[Task to complete] Pull every line containing "phone" out of the material below.

[Data records]

——

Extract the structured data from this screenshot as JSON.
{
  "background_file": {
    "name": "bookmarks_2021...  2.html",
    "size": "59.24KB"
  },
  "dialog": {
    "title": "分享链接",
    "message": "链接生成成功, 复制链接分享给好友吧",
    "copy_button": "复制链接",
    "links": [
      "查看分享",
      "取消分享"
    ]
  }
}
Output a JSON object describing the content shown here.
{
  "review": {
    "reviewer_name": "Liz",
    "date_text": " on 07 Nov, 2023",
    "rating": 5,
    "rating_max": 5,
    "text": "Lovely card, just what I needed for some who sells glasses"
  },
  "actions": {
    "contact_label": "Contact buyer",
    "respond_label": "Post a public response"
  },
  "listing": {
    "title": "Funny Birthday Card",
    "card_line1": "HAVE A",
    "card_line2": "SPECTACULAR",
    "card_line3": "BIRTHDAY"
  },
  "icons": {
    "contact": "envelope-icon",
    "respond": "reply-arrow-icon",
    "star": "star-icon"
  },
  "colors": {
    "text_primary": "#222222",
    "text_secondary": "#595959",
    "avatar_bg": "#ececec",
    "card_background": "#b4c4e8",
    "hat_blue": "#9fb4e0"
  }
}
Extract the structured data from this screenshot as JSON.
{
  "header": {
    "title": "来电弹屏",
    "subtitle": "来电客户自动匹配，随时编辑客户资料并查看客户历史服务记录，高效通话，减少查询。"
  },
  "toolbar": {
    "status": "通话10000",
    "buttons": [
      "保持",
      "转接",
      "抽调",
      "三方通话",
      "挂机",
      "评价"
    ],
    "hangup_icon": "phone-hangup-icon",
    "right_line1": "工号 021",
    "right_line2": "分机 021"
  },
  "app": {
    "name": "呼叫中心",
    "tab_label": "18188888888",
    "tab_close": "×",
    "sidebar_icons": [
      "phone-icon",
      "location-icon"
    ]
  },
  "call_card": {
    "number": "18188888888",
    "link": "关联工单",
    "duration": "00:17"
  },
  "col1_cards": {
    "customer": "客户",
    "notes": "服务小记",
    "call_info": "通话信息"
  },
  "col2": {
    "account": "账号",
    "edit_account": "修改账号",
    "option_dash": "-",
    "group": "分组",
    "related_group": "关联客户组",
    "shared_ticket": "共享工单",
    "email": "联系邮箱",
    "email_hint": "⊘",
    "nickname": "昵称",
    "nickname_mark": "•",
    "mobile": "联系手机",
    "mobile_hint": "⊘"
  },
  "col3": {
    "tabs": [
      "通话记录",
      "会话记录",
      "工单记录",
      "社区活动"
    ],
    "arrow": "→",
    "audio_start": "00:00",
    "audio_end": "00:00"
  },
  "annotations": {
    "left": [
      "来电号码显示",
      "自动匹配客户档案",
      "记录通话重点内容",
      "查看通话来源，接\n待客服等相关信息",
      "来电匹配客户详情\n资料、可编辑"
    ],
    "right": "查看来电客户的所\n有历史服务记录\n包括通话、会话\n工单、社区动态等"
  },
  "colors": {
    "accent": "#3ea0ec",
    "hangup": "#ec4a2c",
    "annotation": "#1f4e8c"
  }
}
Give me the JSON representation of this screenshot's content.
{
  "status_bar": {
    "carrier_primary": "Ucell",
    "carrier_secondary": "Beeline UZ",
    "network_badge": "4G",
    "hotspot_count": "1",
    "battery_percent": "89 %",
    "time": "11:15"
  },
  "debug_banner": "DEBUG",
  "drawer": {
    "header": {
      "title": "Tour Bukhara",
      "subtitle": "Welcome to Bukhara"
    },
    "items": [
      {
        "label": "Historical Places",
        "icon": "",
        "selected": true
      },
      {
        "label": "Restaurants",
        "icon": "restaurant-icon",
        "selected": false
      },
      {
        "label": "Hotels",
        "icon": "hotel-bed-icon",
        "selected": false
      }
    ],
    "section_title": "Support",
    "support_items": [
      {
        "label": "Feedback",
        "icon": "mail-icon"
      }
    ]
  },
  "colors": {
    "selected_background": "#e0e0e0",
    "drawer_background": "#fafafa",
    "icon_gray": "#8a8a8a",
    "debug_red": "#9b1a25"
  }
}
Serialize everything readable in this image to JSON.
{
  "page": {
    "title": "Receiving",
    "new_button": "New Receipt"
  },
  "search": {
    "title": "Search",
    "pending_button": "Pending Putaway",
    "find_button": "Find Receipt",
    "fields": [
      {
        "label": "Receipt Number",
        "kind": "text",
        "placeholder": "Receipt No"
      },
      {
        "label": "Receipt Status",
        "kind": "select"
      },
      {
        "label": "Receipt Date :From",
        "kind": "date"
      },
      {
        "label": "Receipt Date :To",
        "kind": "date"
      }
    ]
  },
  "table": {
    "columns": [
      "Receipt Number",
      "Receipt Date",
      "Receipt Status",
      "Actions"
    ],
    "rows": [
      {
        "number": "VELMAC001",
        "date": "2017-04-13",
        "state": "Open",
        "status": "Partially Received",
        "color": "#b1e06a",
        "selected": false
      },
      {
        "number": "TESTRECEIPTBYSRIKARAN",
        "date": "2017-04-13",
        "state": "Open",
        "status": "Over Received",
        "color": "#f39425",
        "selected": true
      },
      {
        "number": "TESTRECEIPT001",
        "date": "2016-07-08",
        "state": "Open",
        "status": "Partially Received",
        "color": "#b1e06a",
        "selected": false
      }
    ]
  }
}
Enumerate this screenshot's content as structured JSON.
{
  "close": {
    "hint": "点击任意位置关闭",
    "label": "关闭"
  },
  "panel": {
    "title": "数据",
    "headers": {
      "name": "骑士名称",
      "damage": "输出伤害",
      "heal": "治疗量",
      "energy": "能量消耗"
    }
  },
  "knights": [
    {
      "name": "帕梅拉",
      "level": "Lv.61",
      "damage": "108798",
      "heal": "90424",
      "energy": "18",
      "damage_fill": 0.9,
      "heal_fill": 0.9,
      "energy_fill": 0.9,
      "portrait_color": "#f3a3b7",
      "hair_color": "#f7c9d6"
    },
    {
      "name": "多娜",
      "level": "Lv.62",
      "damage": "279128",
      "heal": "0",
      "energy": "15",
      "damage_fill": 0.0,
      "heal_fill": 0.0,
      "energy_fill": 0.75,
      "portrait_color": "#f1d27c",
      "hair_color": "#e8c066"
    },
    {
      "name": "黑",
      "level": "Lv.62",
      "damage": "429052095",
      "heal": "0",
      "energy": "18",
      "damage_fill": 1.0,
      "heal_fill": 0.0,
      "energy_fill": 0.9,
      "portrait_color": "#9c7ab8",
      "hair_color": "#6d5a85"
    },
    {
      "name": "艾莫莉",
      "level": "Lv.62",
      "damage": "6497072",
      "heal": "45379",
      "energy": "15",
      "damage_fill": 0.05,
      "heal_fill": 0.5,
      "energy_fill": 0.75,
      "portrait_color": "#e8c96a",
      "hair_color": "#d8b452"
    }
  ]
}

——

[Exercise response]
    "hangup_icon": "phone-hangup-icon",
      "phone-icon",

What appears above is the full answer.